▸ **To do**: Transcribe every entry word for word, but skip the images.

▸ **The data**:
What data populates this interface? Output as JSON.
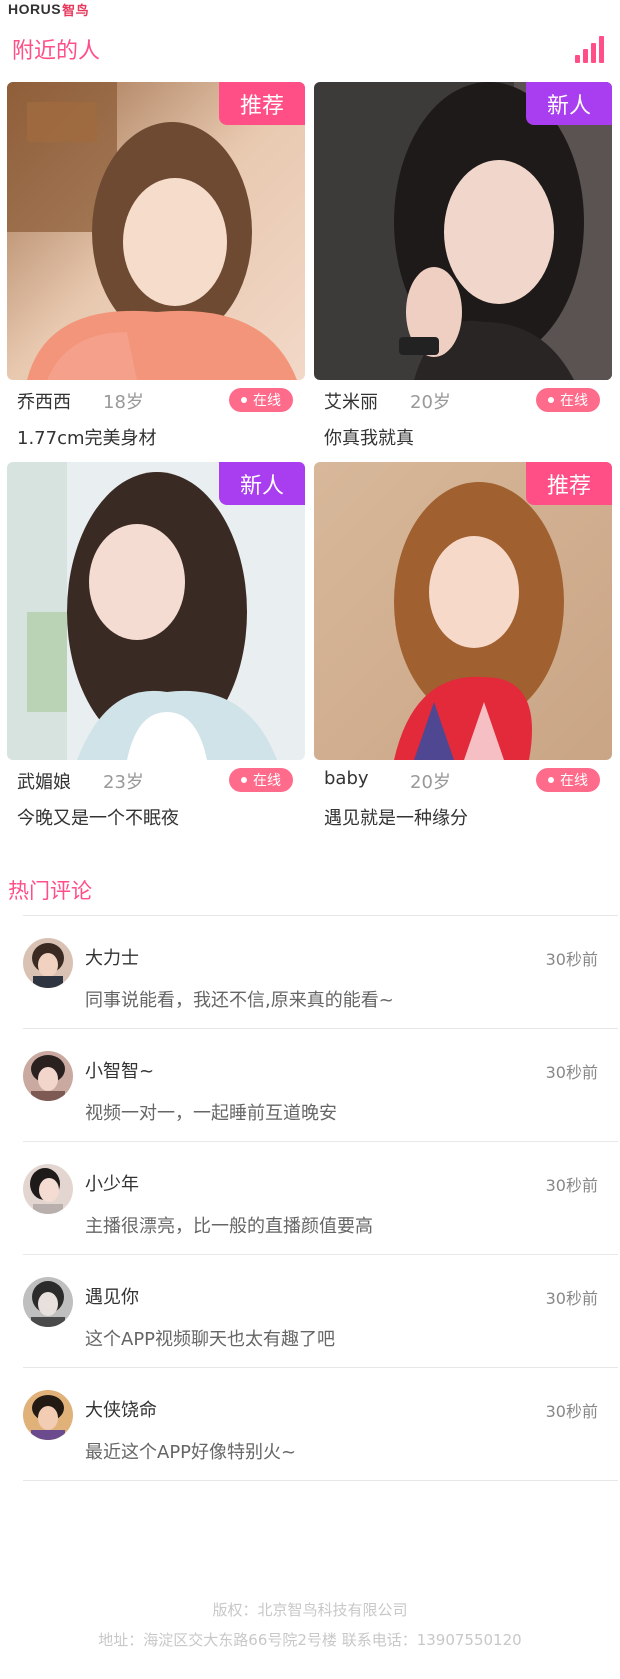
{
  "app": {
    "logo_text": "HORUS",
    "logo_cn": "智鸟"
  },
  "nearby": {
    "title": "附近的人",
    "signal_icon": "signal-bars-icon",
    "accent_color": "#ff4f86",
    "cards": [
      {
        "tag": "推荐",
        "name": "乔西西",
        "age": "18岁",
        "status": "在线",
        "motto": "1.77cm完美身材"
      },
      {
        "tag": "新人",
        "name": "艾米丽",
        "age": "20岁",
        "status": "在线",
        "motto": "你真我就真"
      },
      {
        "tag": "新人",
        "name": "武媚娘",
        "age": "23岁",
        "status": "在线",
        "motto": "今晚又是一个不眠夜"
      },
      {
        "tag": "推荐",
        "name": "baby",
        "age": "20岁",
        "status": "在线",
        "motto": "遇见就是一种缘分"
      }
    ]
  },
  "hot_comments": {
    "title": "热门评论",
    "items": [
      {
        "name": "大力士",
        "time": "30秒前",
        "text": "同事说能看，我还不信,原来真的能看~"
      },
      {
        "name": "小智智~",
        "time": "30秒前",
        "text": "视频一对一，一起睡前互道晚安"
      },
      {
        "name": "小少年",
        "time": "30秒前",
        "text": "主播很漂亮，比一般的直播颜值要高"
      },
      {
        "name": "遇见你",
        "time": "30秒前",
        "text": "这个APP视频聊天也太有趣了吧"
      },
      {
        "name": "大侠饶命",
        "time": "30秒前",
        "text": "最近这个APP好像特别火~"
      }
    ]
  },
  "footer": {
    "copyright": "版权：北京智鸟科技有限公司",
    "address": "地址：海淀区交大东路66号院2号楼 联系电话：13907550120"
  },
  "colors": {
    "tag_recommend": "#ff4f86",
    "tag_new": "#a93df0",
    "online_badge": "#ff6b8b"
  }
}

▸ **Worked solution**:
What data populates this interface? Output as JSON.
{
  "app": {
    "logo_text": "HORUS",
    "logo_cn": "智鸟"
  },
  "nearby": {
    "title": "附近的人",
    "signal_icon": "signal-bars-icon",
    "accent_color": "#ff4f86",
    "cards": [
      {
        "tag": "推荐",
        "name": "乔西西",
        "age": "18岁",
        "status": "在线",
        "motto": "1.77cm完美身材"
      },
      {
        "tag": "新人",
        "name": "艾米丽",
        "age": "20岁",
        "status": "在线",
        "motto": "你真我就真"
      },
      {
        "tag": "新人",
        "name": "武媚娘",
        "age": "23岁",
        "status": "在线",
        "motto": "今晚又是一个不眠夜"
      },
      {
        "tag": "推荐",
        "name": "baby",
        "age": "20岁",
        "status": "在线",
        "motto": "遇见就是一种缘分"
      }
    ]
  },
  "hot_comments": {
    "title": "热门评论",
    "items": [
      {
        "name": "大力士",
        "time": "30秒前",
        "text": "同事说能看，我还不信,原来真的能看~"
      },
      {
        "name": "小智智~",
        "time": "30秒前",
        "text": "视频一对一，一起睡前互道晚安"
      },
      {
        "name": "小少年",
        "time": "30秒前",
        "text": "主播很漂亮，比一般的直播颜值要高"
      },
      {
        "name": "遇见你",
        "time": "30秒前",
        "text": "这个APP视频聊天也太有趣了吧"
      },
      {
        "name": "大侠饶命",
        "time": "30秒前",
        "text": "最近这个APP好像特别火~"
      }
    ]
  },
  "footer": {
    "copyright": "版权：北京智鸟科技有限公司",
    "address": "地址：海淀区交大东路66号院2号楼 联系电话：13907550120"
  },
  "colors": {
    "tag_recommend": "#ff4f86",
    "tag_new": "#a93df0",
    "online_badge": "#ff6b8b"
  }
}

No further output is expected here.